**GIVEN TASK**
Copy out each line that mentions the word "name".

____ SUPPLIED RECORDS

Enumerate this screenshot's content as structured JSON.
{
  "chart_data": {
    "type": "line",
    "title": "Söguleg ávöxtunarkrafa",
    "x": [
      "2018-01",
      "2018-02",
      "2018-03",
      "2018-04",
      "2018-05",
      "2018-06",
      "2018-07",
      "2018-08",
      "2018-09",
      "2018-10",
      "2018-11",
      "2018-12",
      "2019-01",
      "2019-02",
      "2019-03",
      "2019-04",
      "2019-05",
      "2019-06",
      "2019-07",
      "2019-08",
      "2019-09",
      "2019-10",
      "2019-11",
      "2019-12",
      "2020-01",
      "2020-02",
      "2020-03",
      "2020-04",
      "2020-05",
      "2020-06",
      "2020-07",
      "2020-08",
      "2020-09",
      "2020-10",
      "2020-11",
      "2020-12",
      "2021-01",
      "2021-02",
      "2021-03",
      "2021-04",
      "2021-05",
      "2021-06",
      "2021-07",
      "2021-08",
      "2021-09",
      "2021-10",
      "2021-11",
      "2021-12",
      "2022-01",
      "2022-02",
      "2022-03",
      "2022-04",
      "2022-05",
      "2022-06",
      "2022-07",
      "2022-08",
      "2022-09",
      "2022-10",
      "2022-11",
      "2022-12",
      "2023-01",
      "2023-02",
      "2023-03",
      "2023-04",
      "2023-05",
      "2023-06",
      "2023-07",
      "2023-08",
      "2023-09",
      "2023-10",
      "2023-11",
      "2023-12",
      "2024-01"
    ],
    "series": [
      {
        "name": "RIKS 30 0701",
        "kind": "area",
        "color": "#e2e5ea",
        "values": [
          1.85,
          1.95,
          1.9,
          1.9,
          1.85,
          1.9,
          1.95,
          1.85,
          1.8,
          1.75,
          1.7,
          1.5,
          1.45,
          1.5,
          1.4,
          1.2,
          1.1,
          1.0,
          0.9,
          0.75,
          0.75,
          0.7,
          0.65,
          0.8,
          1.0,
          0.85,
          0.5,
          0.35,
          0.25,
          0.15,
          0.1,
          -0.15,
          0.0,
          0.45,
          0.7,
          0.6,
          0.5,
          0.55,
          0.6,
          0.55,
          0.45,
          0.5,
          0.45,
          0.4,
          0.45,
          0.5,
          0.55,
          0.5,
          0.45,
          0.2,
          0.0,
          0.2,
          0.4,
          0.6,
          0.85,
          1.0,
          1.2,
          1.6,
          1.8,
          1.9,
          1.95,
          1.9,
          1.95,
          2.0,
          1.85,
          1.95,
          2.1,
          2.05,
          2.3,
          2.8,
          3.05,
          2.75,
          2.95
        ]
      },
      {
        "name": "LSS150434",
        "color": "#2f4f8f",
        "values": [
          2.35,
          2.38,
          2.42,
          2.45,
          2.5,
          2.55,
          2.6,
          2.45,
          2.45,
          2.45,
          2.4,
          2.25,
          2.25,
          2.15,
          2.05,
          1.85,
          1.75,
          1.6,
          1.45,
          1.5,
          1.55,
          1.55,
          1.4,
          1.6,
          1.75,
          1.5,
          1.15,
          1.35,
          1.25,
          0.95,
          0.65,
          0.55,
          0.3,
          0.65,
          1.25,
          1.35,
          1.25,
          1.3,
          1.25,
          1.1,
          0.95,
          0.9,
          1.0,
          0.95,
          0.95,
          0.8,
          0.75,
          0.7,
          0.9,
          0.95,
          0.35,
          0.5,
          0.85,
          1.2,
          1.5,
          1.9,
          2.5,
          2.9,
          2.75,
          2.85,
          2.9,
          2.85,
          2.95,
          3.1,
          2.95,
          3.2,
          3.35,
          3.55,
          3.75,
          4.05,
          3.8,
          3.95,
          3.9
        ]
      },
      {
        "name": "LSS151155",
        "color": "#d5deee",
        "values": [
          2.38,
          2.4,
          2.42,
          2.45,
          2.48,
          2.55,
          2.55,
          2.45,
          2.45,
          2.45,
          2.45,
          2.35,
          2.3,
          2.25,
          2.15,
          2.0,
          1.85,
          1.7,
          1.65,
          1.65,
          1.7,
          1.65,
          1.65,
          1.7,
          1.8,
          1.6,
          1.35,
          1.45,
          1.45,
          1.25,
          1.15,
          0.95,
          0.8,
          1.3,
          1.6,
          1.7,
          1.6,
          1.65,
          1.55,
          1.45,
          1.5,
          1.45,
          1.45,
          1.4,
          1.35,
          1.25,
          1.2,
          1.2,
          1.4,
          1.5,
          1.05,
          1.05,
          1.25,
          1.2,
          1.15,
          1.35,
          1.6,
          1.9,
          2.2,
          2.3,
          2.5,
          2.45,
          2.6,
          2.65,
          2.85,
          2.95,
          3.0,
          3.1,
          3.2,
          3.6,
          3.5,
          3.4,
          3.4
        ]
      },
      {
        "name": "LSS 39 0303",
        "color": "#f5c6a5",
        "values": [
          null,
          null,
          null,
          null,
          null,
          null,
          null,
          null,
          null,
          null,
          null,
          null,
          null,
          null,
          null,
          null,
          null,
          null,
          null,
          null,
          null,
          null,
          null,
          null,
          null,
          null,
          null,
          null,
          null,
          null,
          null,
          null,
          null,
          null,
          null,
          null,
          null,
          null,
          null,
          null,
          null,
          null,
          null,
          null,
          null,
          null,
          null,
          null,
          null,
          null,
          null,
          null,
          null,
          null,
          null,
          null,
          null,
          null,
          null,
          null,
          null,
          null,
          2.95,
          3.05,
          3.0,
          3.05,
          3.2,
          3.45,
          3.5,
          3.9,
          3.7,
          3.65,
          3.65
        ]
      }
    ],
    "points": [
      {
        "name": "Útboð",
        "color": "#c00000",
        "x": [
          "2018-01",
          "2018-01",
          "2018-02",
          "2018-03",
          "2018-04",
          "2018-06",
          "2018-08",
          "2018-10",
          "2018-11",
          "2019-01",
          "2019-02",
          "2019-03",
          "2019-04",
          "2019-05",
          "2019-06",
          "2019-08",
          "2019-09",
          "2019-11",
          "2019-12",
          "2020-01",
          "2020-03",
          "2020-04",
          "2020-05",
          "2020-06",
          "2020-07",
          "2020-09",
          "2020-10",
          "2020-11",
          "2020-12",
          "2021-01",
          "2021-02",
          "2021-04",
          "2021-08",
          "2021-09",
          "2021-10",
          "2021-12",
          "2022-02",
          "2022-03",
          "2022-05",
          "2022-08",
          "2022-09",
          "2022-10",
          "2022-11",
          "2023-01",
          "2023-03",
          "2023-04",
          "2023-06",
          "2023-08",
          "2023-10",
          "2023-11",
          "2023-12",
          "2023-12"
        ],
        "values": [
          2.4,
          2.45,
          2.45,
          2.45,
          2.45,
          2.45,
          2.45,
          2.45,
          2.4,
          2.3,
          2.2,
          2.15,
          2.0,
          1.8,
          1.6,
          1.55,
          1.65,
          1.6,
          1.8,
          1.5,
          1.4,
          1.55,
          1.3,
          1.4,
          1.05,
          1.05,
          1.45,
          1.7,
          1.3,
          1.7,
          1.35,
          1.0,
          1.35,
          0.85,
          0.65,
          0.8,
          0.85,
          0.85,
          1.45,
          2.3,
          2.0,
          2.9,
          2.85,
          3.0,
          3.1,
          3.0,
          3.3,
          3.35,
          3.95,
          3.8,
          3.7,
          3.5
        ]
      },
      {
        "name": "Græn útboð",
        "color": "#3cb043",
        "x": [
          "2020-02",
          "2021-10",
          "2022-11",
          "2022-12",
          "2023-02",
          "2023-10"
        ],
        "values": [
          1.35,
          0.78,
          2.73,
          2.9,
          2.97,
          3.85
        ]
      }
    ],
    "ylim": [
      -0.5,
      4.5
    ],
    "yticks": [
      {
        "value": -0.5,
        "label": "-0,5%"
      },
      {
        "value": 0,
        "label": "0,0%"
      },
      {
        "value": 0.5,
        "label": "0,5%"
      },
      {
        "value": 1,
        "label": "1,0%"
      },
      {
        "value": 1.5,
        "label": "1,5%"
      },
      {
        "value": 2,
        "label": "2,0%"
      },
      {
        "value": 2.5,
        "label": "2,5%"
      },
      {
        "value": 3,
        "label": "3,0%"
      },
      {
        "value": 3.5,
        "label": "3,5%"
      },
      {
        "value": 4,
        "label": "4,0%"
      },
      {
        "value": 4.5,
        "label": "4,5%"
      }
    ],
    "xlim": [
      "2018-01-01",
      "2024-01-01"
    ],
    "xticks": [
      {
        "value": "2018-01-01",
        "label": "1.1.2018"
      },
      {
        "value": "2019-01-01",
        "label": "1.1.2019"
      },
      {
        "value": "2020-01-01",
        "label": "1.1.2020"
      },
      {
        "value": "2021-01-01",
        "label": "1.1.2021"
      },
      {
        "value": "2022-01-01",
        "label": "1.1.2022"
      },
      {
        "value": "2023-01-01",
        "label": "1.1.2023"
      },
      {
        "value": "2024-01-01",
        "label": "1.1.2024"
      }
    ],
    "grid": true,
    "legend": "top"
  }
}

________

**TASK ANSWER**
        "name": "RIKS 30 0701",
        "name": "LSS150434",
        "name": "LSS151155",
        "name": "LSS 39 0303",
        "name": "Útboð",
        "name": "Græn útboð",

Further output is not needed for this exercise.